** START LISTED RECORDS **

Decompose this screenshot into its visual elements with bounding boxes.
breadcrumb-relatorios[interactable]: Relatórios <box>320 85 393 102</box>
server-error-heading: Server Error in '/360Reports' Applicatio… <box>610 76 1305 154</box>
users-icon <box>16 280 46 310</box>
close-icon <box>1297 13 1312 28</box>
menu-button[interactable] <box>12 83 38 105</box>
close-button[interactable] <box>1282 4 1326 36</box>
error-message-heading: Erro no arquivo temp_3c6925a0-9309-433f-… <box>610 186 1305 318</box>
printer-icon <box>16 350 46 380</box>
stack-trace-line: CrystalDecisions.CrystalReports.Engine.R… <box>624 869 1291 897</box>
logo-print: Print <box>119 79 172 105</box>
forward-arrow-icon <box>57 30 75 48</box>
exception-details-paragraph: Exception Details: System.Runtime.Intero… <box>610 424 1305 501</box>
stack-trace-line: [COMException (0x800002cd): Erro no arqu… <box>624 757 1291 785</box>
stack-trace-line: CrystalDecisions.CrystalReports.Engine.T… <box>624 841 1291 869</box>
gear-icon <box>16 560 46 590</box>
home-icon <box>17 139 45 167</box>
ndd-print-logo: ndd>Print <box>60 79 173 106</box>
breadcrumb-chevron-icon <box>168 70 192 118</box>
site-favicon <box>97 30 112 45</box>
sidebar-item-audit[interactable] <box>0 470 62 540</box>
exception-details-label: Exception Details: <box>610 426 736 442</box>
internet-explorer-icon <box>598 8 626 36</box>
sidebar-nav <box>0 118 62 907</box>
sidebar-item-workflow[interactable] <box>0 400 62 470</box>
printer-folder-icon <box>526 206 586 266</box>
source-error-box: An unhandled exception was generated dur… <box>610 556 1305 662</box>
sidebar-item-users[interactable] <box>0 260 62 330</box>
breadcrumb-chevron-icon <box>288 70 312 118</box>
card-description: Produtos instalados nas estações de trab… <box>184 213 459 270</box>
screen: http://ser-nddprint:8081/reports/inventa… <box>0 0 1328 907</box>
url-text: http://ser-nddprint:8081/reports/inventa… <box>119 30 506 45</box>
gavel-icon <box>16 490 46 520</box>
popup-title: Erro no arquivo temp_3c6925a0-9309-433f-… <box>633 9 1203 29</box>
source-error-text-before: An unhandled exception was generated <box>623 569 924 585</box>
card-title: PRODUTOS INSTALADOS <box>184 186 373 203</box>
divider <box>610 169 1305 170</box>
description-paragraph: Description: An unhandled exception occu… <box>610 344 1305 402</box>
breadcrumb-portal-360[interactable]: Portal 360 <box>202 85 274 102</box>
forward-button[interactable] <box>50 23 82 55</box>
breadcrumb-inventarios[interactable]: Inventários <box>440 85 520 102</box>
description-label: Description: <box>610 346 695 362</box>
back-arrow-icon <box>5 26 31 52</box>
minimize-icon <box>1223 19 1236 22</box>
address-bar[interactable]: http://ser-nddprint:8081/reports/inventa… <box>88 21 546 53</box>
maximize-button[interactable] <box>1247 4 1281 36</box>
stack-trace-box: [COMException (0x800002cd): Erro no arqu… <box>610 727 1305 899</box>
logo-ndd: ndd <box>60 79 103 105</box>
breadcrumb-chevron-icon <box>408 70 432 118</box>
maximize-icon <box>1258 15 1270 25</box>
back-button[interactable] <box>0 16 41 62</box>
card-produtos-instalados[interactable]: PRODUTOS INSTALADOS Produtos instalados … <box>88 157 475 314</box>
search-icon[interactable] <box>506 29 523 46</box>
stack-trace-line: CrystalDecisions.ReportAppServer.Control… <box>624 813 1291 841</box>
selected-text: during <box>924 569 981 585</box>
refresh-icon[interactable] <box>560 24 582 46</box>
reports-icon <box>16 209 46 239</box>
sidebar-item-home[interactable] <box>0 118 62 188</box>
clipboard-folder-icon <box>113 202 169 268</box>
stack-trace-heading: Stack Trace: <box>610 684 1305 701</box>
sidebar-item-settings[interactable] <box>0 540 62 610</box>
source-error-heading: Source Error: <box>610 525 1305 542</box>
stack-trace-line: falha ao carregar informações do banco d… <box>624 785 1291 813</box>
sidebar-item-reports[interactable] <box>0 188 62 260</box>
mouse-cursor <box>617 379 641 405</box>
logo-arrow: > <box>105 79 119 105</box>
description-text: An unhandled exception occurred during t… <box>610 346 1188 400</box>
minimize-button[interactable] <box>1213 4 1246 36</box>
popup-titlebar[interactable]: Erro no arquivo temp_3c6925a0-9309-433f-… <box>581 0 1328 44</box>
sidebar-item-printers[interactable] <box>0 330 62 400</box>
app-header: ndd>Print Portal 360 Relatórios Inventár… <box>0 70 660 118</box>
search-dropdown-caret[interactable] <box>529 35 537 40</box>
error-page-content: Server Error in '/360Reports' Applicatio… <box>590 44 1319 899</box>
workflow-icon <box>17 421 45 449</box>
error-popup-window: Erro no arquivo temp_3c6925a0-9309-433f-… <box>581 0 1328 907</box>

** END LISTED RECORDS **

GOAL OF THE EXERCISE: Convert every line of the entries into a JSON list of strings, one string per line, leaving out any blank lines.

OUTPUT BELOW:
[
  "Decompose this screenshot into its visual elements with bounding boxes.",
  "breadcrumb-relatorios[interactable]: Relatórios <box>320 85 393 102</box>",
  "server-error-heading: Server Error in '/360Reports' Applicatio… <box>610 76 1305 154</box>",
  "users-icon <box>16 280 46 310</box>",
  "close-icon <box>1297 13 1312 28</box>",
  "menu-button[interactable] <box>12 83 38 105</box>",
  "close-button[interactable] <box>1282 4 1326 36</box>",
  "error-message-heading: Erro no arquivo temp_3c6925a0-9309-433f-… <box>610 186 1305 318</box>",
  "printer-icon <box>16 350 46 380</box>",
  "stack-trace-line: CrystalDecisions.CrystalReports.Engine.R… <box>624 869 1291 897</box>",
  "logo-print: Print <box>119 79 172 105</box>",
  "forward-arrow-icon <box>57 30 75 48</box>",
  "exception-details-paragraph: Exception Details: System.Runtime.Intero… <box>610 424 1305 501</box>",
  "stack-trace-line: [COMException (0x800002cd): Erro no arqu… <box>624 757 1291 785</box>",
  "stack-trace-line: CrystalDecisions.CrystalReports.Engine.T… <box>624 841 1291 869</box>",
  "gear-icon <box>16 560 46 590</box>",
  "home-icon <box>17 139 45 167</box>",
  "ndd-print-logo: ndd>Print <box>60 79 173 106</box>",
  "breadcrumb-chevron-icon <box>168 70 192 118</box>",
  "site-favicon <box>97 30 112 45</box>",
  "sidebar-item-audit[interactable] <box>0 470 62 540</box>",
  "exception-details-label: Exception Details: <box>610 426 736 442</box>",
  "internet-explorer-icon <box>598 8 626 36</box>",
  "sidebar-nav <box>0 118 62 907</box>",
  "sidebar-item-workflow[interactable] <box>0 400 62 470</box>",
  "printer-folder-icon <box>526 206 586 266</box>",
  "source-error-box: An unhandled exception was generated dur… <box>610 556 1305 662</box>",
  "sidebar-item-users[interactable] <box>0 260 62 330</box>",
  "breadcrumb-chevron-icon <box>288 70 312 118</box>",
  "card-description: Produtos instalados nas estações de trab… <box>184 213 459 270</box>",
  "screen: http://ser-nddprint:8081/reports/inventa… <box>0 0 1328 907</box>",
  "url-text: http://ser-nddprint:8081/reports/inventa… <box>119 30 506 45</box>",
  "gavel-icon <box>16 490 46 520</box>",
  "popup-title: Erro no arquivo temp_3c6925a0-9309-433f-… <box>633 9 1203 29</box>",
  "source-error-text-before: An unhandled exception was generated <box>623 569 924 585</box>",
  "card-title: PRODUTOS INSTALADOS <box>184 186 373 203</box>",
  "divider <box>610 169 1305 170</box>",
  "description-paragraph: Description: An unhandled exception occu… <box>610 344 1305 402</box>",
  "breadcrumb-portal-360[interactable]: Portal 360 <box>202 85 274 102</box>",
  "forward-button[interactable] <box>50 23 82 55</box>",
  "breadcrumb-inventarios[interactable]: Inventários <box>440 85 520 102</box>",
  "description-label: Description: <box>610 346 695 362</box>",
  "back-arrow-icon <box>5 26 31 52</box>",
  "minimize-icon <box>1223 19 1236 22</box>",
  "address-bar[interactable]: http://ser-nddprint:8081/reports/inventa… <box>88 21 546 53</box>",
  "maximize-button[interactable] <box>1247 4 1281 36</box>",
  "stack-trace-box: [COMException (0x800002cd): Erro no arqu… <box>610 727 1305 899</box>",
  "logo-ndd: ndd <box>60 79 103 105</box>",
  "breadcrumb-chevron-icon <box>408 70 432 118</box>",
  "maximize-icon <box>1258 15 1270 25</box>",
  "back-button[interactable] <box>0 16 41 62</box>",
  "card-produtos-instalados[interactable]: PRODUTOS INSTALADOS Produtos instalados … <box>88 157 475 314</box>",
  "search-icon[interactable] <box>506 29 523 46</box>",
  "stack-trace-line: CrystalDecisions.ReportAppServer.Control… <box>624 813 1291 841</box>",
  "selected-text: during <box>924 569 981 585</box>",
  "refresh-icon[interactable] <box>560 24 582 46</box>",
  "reports-icon <box>16 209 46 239</box>",
  "sidebar-item-home[interactable] <box>0 118 62 188</box>",
  "clipboard-folder-icon <box>113 202 169 268</box>",
  "stack-trace-heading: Stack Trace: <box>610 684 1305 701</box>",
  "sidebar-item-settings[interactable] <box>0 540 62 610</box>",
  "source-error-heading: Source Error: <box>610 525 1305 542</box>",
  "stack-trace-line: falha ao carregar informações do banco d… <box>624 785 1291 813</box>",
  "sidebar-item-reports[interactable] <box>0 188 62 260</box>",
  "mouse-cursor <box>617 379 641 405</box>",
  "logo-arrow: > <box>105 79 119 105</box>",
  "description-text: An unhandled exception occurred during t… <box>610 346 1188 400</box>",
  "minimize-button[interactable] <box>1213 4 1246 36</box>",
  "popup-titlebar[interactable]: Erro no arquivo temp_3c6925a0-9309-433f-… <box>581 0 1328 44</box>",
  "sidebar-item-printers[interactable] <box>0 330 62 400</box>",
  "app-header: ndd>Print Portal 360 Relatórios Inventár… <box>0 70 660 118</box>",
  "search-dropdown-caret[interactable] <box>529 35 537 40</box>",
  "error-page-content: Server Error in '/360Reports' Applicatio… <box>590 44 1319 899</box>",
  "workflow-icon <box>17 421 45 449</box>",
  "error-popup-window: Erro no arquivo temp_3c6925a0-9309-433f-… <box>581 0 1328 907</box>"
]